» **EXERCISE DESCRIPTION**: Repeat the passage about the Aldershot postponement word for word, starting at "The game at" and ending at "back into action.".

--- PASSAGE ---

Snow, swearing, and why we are not going to Aldershot this weekend

The game at Aldershot Town’s Recreation Ground hosting Bradford City this weekend is off with the snow down there being worse than it is up here – and the BfB back garden test shows a foot of winter – and s the fact that the Shots are coming off the back of an FA Cup defeat to Dover, that they have signed the promising Wesley Ngo Bahang on loan from Newcastle United and the fact that they are 12th in League Two three places above City probably do not matter.

Indeed by the time this game is played – and we have been in the cancelled Aldershot trip trap before – the returning to fitness Gareth Evans may have been joined by the likes of Lewis Hunt, Simon Ramsden, Steve Williams, Michael Flynn or Shane Duff who could have crawled from the fitness room and burst back into action.

Likewise – depending on when the rearranged game is played – the likes of Tom Adeyemi, Louis Moult, Richard Eckersley, Jason Price and Rob Kiernan may have returned to their parent clubs while Lenny Pidgeley’s contract has expired. Such is the nature of modern football with the possibility that half the players on one side might no longer be at a club after the hand of nature intervenes.

The hand of nature intercedes in football increasingly commonly – it is to do with the effects of Global Warming moving the Gulf Stream – and clubs now switch to an orange ball in the winter months without even waiting for the snow. Ipswich Town added the blues lines to the orange ball in the interests of clarity. We get blasé about the orange ball but in the past it was the source of much mystery.

--- RECORDS ---

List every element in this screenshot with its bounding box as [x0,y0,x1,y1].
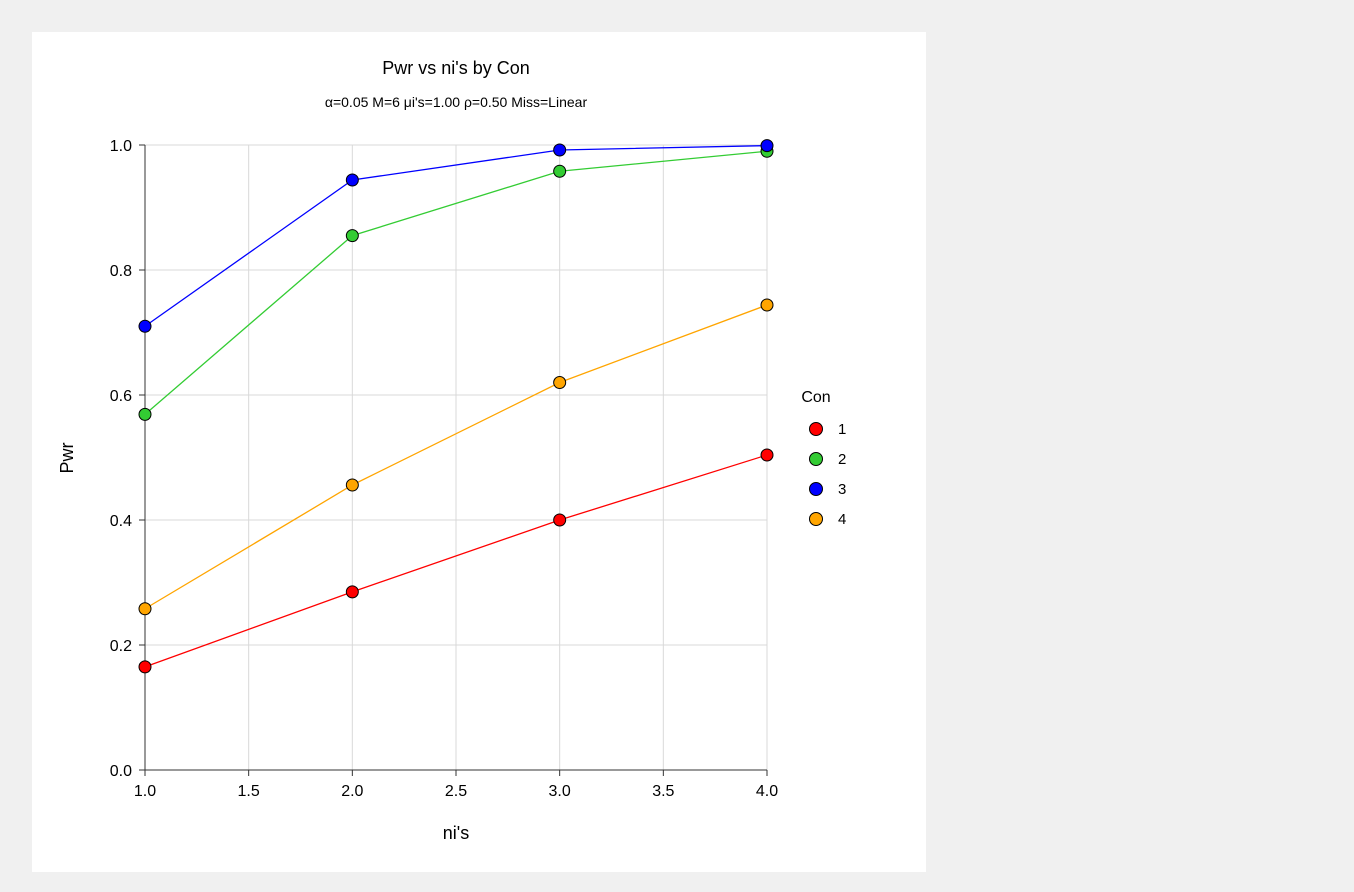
x-tick-label: 3.0 [549,783,571,800]
y-tick-label: 0.6 [110,388,132,405]
data-point-4 [138,602,152,616]
data-point-3 [553,143,567,157]
data-point-1 [553,513,567,527]
y-tick-label: 0.0 [110,763,132,780]
legend-marker-2 [809,452,823,466]
x-tick-label: 2.0 [341,783,363,800]
data-point-2 [138,407,152,421]
series-line-1 [144,454,768,668]
data-point-2 [553,164,567,178]
series-line-2 [144,150,768,415]
chart-subtitle: α=0.05 M=6 μi's=1.00 ρ=0.50 Miss=Linear [325,94,588,110]
legend-title: Con [801,389,830,406]
data-point-4 [553,376,567,389]
x-axis-label: ni's [443,823,469,843]
y-tick-label: 0.4 [110,513,132,530]
data-point-4 [345,478,359,492]
x-tick-label: 3.5 [652,783,674,800]
legend-marker-1 [809,422,823,436]
series-line-4 [144,304,768,610]
chart-title: Pwr vs ni's by Con [382,58,529,78]
y-tick-label: 0.2 [110,638,132,655]
y-tick-label: 1.0 [110,138,132,155]
x-tick-label: 4.0 [756,783,778,800]
data-point-1 [345,585,359,599]
line-chart: Pwr vs ni's by Con α=0.05 M=6 μi's=1.00 … [57,58,846,843]
series-lines [144,144,768,668]
legend-marker-4 [809,512,823,526]
data-point-3 [138,319,152,333]
grid-lines [145,144,768,770]
legend-label-3: 3 [838,481,846,498]
legend-label-4: 4 [838,511,846,528]
series-line-3 [144,144,768,327]
legend-label-2: 2 [838,451,846,468]
data-point-2 [345,229,359,243]
legend-marker-3 [809,482,823,496]
x-tick-label: 1.0 [134,783,156,800]
data-point-3 [760,139,774,153]
x-tick-label: 2.5 [445,783,467,800]
data-point-3 [345,173,359,187]
legend-label-1: 1 [838,421,846,438]
legend: Con 1 2 3 4 [801,389,846,528]
y-tick-label: 0.8 [110,263,132,280]
x-tick-label: 1.5 [238,783,260,800]
data-point-4 [760,298,774,312]
data-point-1 [760,448,774,462]
y-axis-label: Pwr [57,442,77,473]
series-points [138,139,774,674]
data-point-1 [138,660,152,674]
chart-panel: Pwr vs ni's by Con α=0.05 M=6 μi's=1.00 … [32,32,926,872]
axes: 1.0 1.5 2.0 2.5 3.0 3.5 4.0 0.0 0.2 0.4 0.6 0.8 1.0 [110,138,778,800]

---

» **TASK ANSWER**:
The game at Aldershot Town’s Recreation Ground hosting Bradford City this weekend is off with the snow down there being worse than it is up here – and the BfB back garden test shows a foot of winter – and s the fact that the Shots are coming off the back of an FA Cup defeat to Dover, that they have signed the promising Wesley Ngo Bahang on loan from Newcastle United and the fact that they are 12th in League Two three places above City probably do not matter.

Indeed by the time this game is played – and we have been in the cancelled Aldershot trip trap before – the returning to fitness Gareth Evans may have been joined by the likes of Lewis Hunt, Simon Ramsden, Steve Williams, Michael Flynn or Shane Duff who could have crawled from the fitness room and burst back into action.